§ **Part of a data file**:
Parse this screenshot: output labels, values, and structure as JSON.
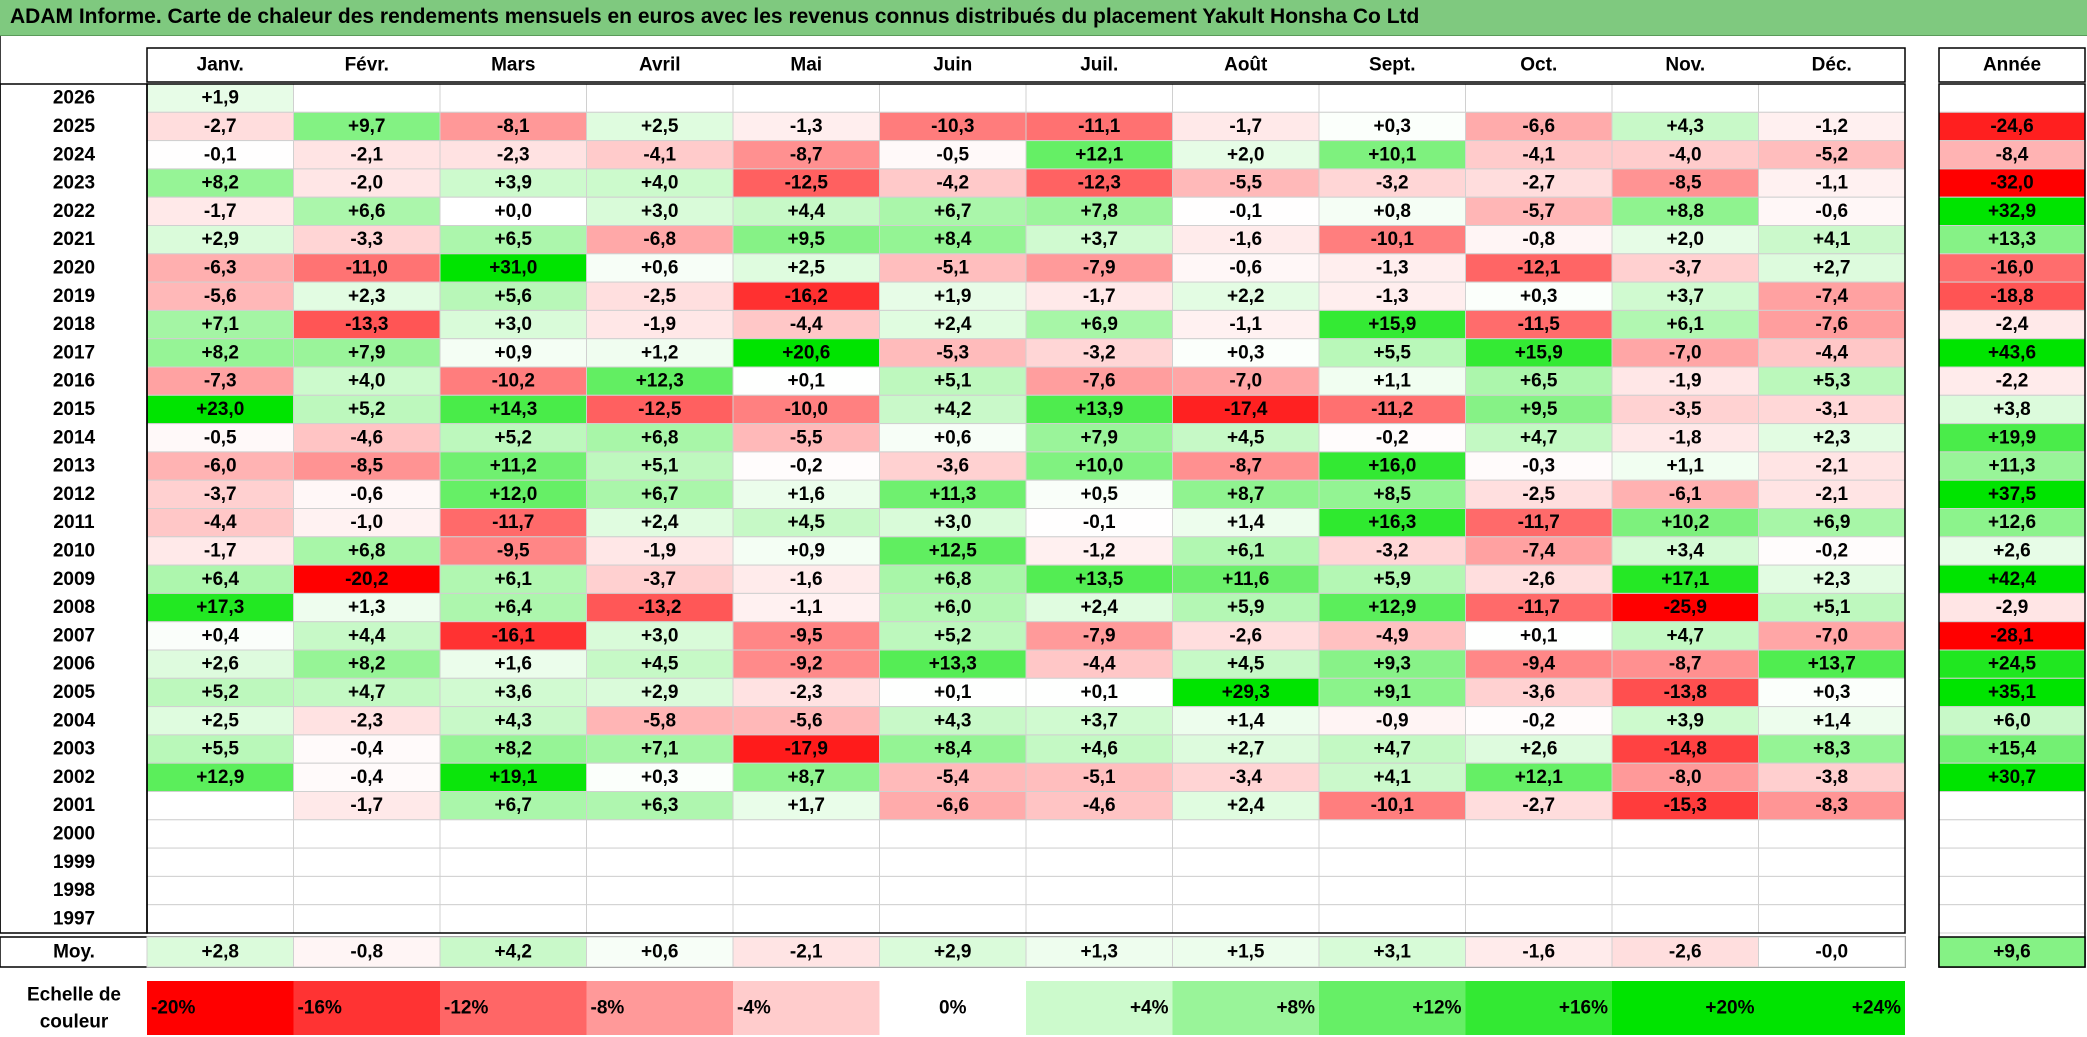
{
  "title": "ADAM Informe. Carte de chaleur des rendements mensuels en euros avec les revenus connus distribués du placement Yakult Honsha Co Ltd",
  "chart_data": {
    "type": "heatmap",
    "months": [
      "Janv.",
      "Févr.",
      "Mars",
      "Avril",
      "Mai",
      "Juin",
      "Juil.",
      "Août",
      "Sept.",
      "Oct.",
      "Nov.",
      "Déc."
    ],
    "annual_label": "Année",
    "avg_label": "Moy.",
    "scale_label": "Echelle de couleur",
    "years": [
      "2026",
      "2025",
      "2024",
      "2023",
      "2022",
      "2021",
      "2020",
      "2019",
      "2018",
      "2017",
      "2016",
      "2015",
      "2014",
      "2013",
      "2012",
      "2011",
      "2010",
      "2009",
      "2008",
      "2007",
      "2006",
      "2005",
      "2004",
      "2003",
      "2002",
      "2001",
      "2000",
      "1999",
      "1998",
      "1997"
    ],
    "values": [
      [
        "+1,9",
        "",
        "",
        "",
        "",
        "",
        "",
        "",
        "",
        "",
        "",
        ""
      ],
      [
        "-2,7",
        "+9,7",
        "-8,1",
        "+2,5",
        "-1,3",
        "-10,3",
        "-11,1",
        "-1,7",
        "+0,3",
        "-6,6",
        "+4,3",
        "-1,2"
      ],
      [
        "-0,1",
        "-2,1",
        "-2,3",
        "-4,1",
        "-8,7",
        "-0,5",
        "+12,1",
        "+2,0",
        "+10,1",
        "-4,1",
        "-4,0",
        "-5,2"
      ],
      [
        "+8,2",
        "-2,0",
        "+3,9",
        "+4,0",
        "-12,5",
        "-4,2",
        "-12,3",
        "-5,5",
        "-3,2",
        "-2,7",
        "-8,5",
        "-1,1"
      ],
      [
        "-1,7",
        "+6,6",
        "+0,0",
        "+3,0",
        "+4,4",
        "+6,7",
        "+7,8",
        "-0,1",
        "+0,8",
        "-5,7",
        "+8,8",
        "-0,6"
      ],
      [
        "+2,9",
        "-3,3",
        "+6,5",
        "-6,8",
        "+9,5",
        "+8,4",
        "+3,7",
        "-1,6",
        "-10,1",
        "-0,8",
        "+2,0",
        "+4,1"
      ],
      [
        "-6,3",
        "-11,0",
        "+31,0",
        "+0,6",
        "+2,5",
        "-5,1",
        "-7,9",
        "-0,6",
        "-1,3",
        "-12,1",
        "-3,7",
        "+2,7"
      ],
      [
        "-5,6",
        "+2,3",
        "+5,6",
        "-2,5",
        "-16,2",
        "+1,9",
        "-1,7",
        "+2,2",
        "-1,3",
        "+0,3",
        "+3,7",
        "-7,4"
      ],
      [
        "+7,1",
        "-13,3",
        "+3,0",
        "-1,9",
        "-4,4",
        "+2,4",
        "+6,9",
        "-1,1",
        "+15,9",
        "-11,5",
        "+6,1",
        "-7,6"
      ],
      [
        "+8,2",
        "+7,9",
        "+0,9",
        "+1,2",
        "+20,6",
        "-5,3",
        "-3,2",
        "+0,3",
        "+5,5",
        "+15,9",
        "-7,0",
        "-4,4"
      ],
      [
        "-7,3",
        "+4,0",
        "-10,2",
        "+12,3",
        "+0,1",
        "+5,1",
        "-7,6",
        "-7,0",
        "+1,1",
        "+6,5",
        "-1,9",
        "+5,3"
      ],
      [
        "+23,0",
        "+5,2",
        "+14,3",
        "-12,5",
        "-10,0",
        "+4,2",
        "+13,9",
        "-17,4",
        "-11,2",
        "+9,5",
        "-3,5",
        "-3,1"
      ],
      [
        "-0,5",
        "-4,6",
        "+5,2",
        "+6,8",
        "-5,5",
        "+0,6",
        "+7,9",
        "+4,5",
        "-0,2",
        "+4,7",
        "-1,8",
        "+2,3"
      ],
      [
        "-6,0",
        "-8,5",
        "+11,2",
        "+5,1",
        "-0,2",
        "-3,6",
        "+10,0",
        "-8,7",
        "+16,0",
        "-0,3",
        "+1,1",
        "-2,1"
      ],
      [
        "-3,7",
        "-0,6",
        "+12,0",
        "+6,7",
        "+1,6",
        "+11,3",
        "+0,5",
        "+8,7",
        "+8,5",
        "-2,5",
        "-6,1",
        "-2,1"
      ],
      [
        "-4,4",
        "-1,0",
        "-11,7",
        "+2,4",
        "+4,5",
        "+3,0",
        "-0,1",
        "+1,4",
        "+16,3",
        "-11,7",
        "+10,2",
        "+6,9"
      ],
      [
        "-1,7",
        "+6,8",
        "-9,5",
        "-1,9",
        "+0,9",
        "+12,5",
        "-1,2",
        "+6,1",
        "-3,2",
        "-7,4",
        "+3,4",
        "-0,2"
      ],
      [
        "+6,4",
        "-20,2",
        "+6,1",
        "-3,7",
        "-1,6",
        "+6,8",
        "+13,5",
        "+11,6",
        "+5,9",
        "-2,6",
        "+17,1",
        "+2,3"
      ],
      [
        "+17,3",
        "+1,3",
        "+6,4",
        "-13,2",
        "-1,1",
        "+6,0",
        "+2,4",
        "+5,9",
        "+12,9",
        "-11,7",
        "-25,9",
        "+5,1"
      ],
      [
        "+0,4",
        "+4,4",
        "-16,1",
        "+3,0",
        "-9,5",
        "+5,2",
        "-7,9",
        "-2,6",
        "-4,9",
        "+0,1",
        "+4,7",
        "-7,0"
      ],
      [
        "+2,6",
        "+8,2",
        "+1,6",
        "+4,5",
        "-9,2",
        "+13,3",
        "-4,4",
        "+4,5",
        "+9,3",
        "-9,4",
        "-8,7",
        "+13,7"
      ],
      [
        "+5,2",
        "+4,7",
        "+3,6",
        "+2,9",
        "-2,3",
        "+0,1",
        "+0,1",
        "+29,3",
        "+9,1",
        "-3,6",
        "-13,8",
        "+0,3"
      ],
      [
        "+2,5",
        "-2,3",
        "+4,3",
        "-5,8",
        "-5,6",
        "+4,3",
        "+3,7",
        "+1,4",
        "-0,9",
        "-0,2",
        "+3,9",
        "+1,4"
      ],
      [
        "+5,5",
        "-0,4",
        "+8,2",
        "+7,1",
        "-17,9",
        "+8,4",
        "+4,6",
        "+2,7",
        "+4,7",
        "+2,6",
        "-14,8",
        "+8,3"
      ],
      [
        "+12,9",
        "-0,4",
        "+19,1",
        "+0,3",
        "+8,7",
        "-5,4",
        "-5,1",
        "-3,4",
        "+4,1",
        "+12,1",
        "-8,0",
        "-3,8"
      ],
      [
        "",
        "-1,7",
        "+6,7",
        "+6,3",
        "+1,7",
        "-6,6",
        "-4,6",
        "+2,4",
        "-10,1",
        "-2,7",
        "-15,3",
        "-8,3"
      ],
      [
        "",
        "",
        "",
        "",
        "",
        "",
        "",
        "",
        "",
        "",
        "",
        ""
      ],
      [
        "",
        "",
        "",
        "",
        "",
        "",
        "",
        "",
        "",
        "",
        "",
        ""
      ],
      [
        "",
        "",
        "",
        "",
        "",
        "",
        "",
        "",
        "",
        "",
        "",
        ""
      ],
      [
        "",
        "",
        "",
        "",
        "",
        "",
        "",
        "",
        "",
        "",
        "",
        ""
      ]
    ],
    "annual": [
      "",
      "-24,6",
      "-8,4",
      "-32,0",
      "+32,9",
      "+13,3",
      "-16,0",
      "-18,8",
      "-2,4",
      "+43,6",
      "-2,2",
      "+3,8",
      "+19,9",
      "+11,3",
      "+37,5",
      "+12,6",
      "+2,6",
      "+42,4",
      "-2,9",
      "-28,1",
      "+24,5",
      "+35,1",
      "+6,0",
      "+15,4",
      "+30,7",
      "",
      "",
      "",
      "",
      ""
    ],
    "averages": [
      "+2,8",
      "-0,8",
      "+4,2",
      "+0,6",
      "-2,1",
      "+2,9",
      "+1,3",
      "+1,5",
      "+3,1",
      "-1,6",
      "-2,6",
      "-0,0"
    ],
    "annual_average": "+9,6",
    "scale": [
      "-20%",
      "-16%",
      "-12%",
      "-8%",
      "-4%",
      "0%",
      "+4%",
      "+8%",
      "+12%",
      "+16%",
      "+20%",
      "+24%"
    ],
    "colors": {
      "negative": "#ff0000",
      "positive": "#00e000",
      "neutral": "#ffffff",
      "title_bg": "#7fc97f"
    }
  }
}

§ **TO DO**: Using the material above, report each line where "values" occurs.

§ **RESULT OF THIS EXERCISE**:
Parse this screenshot: output labels, values, and structure as JSON.
    "values": [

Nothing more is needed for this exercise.